YOUR GOAL
Count the lines below that contain the word "предприятий" and give only the number.

** START RAW RECORDS **

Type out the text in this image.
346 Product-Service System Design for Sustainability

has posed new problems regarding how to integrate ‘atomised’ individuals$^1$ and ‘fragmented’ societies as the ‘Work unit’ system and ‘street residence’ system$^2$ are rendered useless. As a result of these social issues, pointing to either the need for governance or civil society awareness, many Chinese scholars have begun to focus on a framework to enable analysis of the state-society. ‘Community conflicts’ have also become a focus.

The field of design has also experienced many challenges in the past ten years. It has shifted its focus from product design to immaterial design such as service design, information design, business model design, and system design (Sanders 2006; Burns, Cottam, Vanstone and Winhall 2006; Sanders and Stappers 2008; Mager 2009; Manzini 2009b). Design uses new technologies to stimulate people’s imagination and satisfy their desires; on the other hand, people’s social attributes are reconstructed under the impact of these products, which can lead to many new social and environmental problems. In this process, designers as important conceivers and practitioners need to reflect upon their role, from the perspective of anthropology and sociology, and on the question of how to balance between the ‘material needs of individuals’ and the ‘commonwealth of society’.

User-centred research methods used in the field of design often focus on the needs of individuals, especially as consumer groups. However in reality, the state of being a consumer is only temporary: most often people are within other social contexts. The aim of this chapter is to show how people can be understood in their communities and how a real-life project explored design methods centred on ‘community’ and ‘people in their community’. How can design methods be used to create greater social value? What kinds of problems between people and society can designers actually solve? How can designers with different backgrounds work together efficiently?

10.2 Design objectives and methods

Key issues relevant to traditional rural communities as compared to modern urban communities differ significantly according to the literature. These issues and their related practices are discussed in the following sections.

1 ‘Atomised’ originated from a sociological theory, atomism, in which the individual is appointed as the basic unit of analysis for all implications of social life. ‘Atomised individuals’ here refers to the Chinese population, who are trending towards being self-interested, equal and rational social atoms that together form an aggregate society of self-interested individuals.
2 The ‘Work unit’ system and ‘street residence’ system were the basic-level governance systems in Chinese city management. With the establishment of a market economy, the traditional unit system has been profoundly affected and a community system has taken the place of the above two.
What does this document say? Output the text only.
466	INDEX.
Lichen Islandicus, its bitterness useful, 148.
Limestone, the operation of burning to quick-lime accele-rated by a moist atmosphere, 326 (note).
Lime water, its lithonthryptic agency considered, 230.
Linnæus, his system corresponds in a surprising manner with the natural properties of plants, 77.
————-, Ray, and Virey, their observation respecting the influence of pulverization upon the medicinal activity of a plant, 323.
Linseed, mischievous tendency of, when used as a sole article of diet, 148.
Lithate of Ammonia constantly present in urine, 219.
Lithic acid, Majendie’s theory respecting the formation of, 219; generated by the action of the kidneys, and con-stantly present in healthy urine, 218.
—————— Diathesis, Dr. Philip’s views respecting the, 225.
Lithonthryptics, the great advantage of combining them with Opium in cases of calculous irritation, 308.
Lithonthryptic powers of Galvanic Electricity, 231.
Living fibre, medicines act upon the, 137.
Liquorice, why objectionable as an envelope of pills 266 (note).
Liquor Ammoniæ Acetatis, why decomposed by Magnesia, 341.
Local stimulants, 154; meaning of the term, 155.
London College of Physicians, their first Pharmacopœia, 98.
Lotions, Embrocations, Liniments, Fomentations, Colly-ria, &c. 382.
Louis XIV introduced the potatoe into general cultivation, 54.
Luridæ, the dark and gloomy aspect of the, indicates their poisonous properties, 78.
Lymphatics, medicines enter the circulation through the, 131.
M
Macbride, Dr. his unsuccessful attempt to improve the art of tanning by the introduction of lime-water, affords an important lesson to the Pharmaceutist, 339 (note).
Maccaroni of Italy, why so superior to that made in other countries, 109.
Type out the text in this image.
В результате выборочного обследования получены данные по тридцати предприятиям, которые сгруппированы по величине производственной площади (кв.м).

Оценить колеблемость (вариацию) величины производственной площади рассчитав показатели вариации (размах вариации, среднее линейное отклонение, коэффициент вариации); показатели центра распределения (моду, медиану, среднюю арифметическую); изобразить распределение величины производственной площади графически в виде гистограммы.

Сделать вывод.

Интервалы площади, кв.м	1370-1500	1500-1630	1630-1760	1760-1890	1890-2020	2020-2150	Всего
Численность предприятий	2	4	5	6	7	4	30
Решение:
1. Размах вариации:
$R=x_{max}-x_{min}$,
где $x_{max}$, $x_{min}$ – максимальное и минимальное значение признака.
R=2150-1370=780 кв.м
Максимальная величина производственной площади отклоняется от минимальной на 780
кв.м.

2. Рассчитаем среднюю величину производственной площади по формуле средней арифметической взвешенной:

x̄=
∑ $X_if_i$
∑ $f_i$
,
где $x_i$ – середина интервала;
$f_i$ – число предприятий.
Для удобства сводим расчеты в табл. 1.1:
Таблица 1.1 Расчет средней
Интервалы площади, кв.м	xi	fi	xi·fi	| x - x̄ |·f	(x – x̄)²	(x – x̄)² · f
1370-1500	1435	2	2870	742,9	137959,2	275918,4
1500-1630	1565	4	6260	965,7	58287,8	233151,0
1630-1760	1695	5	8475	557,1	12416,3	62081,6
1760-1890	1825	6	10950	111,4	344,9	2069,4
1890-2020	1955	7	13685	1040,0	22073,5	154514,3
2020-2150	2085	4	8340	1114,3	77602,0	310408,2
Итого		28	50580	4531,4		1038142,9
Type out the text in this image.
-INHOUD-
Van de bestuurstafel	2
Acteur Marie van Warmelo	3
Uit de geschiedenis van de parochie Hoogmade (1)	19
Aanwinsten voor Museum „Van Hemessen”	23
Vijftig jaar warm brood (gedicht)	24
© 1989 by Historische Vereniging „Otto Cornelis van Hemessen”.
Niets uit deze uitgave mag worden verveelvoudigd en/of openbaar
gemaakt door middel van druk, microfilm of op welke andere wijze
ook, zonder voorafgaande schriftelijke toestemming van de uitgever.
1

** END RAW RECORDS **

WRITTEN SOLUTION
2